### Objective
Would you transcribe all of the data exactly, down to the last character?

### Input
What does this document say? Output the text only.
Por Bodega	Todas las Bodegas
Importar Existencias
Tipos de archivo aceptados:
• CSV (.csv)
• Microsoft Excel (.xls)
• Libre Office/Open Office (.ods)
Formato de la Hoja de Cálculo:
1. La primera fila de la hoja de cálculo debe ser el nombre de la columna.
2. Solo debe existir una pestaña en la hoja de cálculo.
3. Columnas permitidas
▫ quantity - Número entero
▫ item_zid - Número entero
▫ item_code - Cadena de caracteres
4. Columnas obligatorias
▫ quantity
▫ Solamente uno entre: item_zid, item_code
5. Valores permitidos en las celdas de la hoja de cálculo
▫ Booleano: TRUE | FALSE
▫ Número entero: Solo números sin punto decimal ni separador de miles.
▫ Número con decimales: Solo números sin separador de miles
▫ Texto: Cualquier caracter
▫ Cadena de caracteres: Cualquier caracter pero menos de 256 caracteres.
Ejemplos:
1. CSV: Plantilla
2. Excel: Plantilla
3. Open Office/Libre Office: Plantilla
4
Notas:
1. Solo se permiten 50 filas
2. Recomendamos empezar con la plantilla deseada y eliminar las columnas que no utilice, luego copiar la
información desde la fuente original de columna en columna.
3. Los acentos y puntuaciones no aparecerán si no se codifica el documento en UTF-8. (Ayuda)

### Reply
What does this document say? Output the text only.
Por Bodega	Todas las Bodegas
Importar Existencias
Tipos de archivo aceptados:
• CSV (.csv)
• Microsoft Excel (.xls)
• Libre Office/Open Office (.ods)
Formato de la Hoja de Cálculo:
1. La primera fila de la hoja de cálculo debe ser el nombre de la columna.
2. Solo debe existir una pestaña en la hoja de cálculo.
3. Columnas permitidas
▫ quantity - Número entero
▫ item_zid - Número entero
▫ item_code - Cadena de caracteres
4. Columnas obligatorias
▫ quantity
▫ Solamente uno entre: item_zid, item_code
5. Valores permitidos en las celdas de la hoja de cálculo
▫ Booleano: TRUE | FALSE
▫ Número entero: Solo números sin punto decimal ni separador de miles.
▫ Número con decimales: Solo números sin separador de miles
▫ Texto: Cualquier caracter
▫ Cadena de caracteres: Cualquier caracter pero menos de 256 caracteres.
Ejemplos:
1. CSV: Plantilla
2. Excel: Plantilla
3. Open Office/Libre Office: Plantilla
4
Notas:
1. Solo se permiten 50 filas
2. Recomendamos empezar con la plantilla deseada y eliminar las columnas que no utilice, luego copiar la
información desde la fuente original de columna en columna.
3. Los acentos y puntuaciones no aparecerán si no se codifica el documento en UTF-8. (Ayuda)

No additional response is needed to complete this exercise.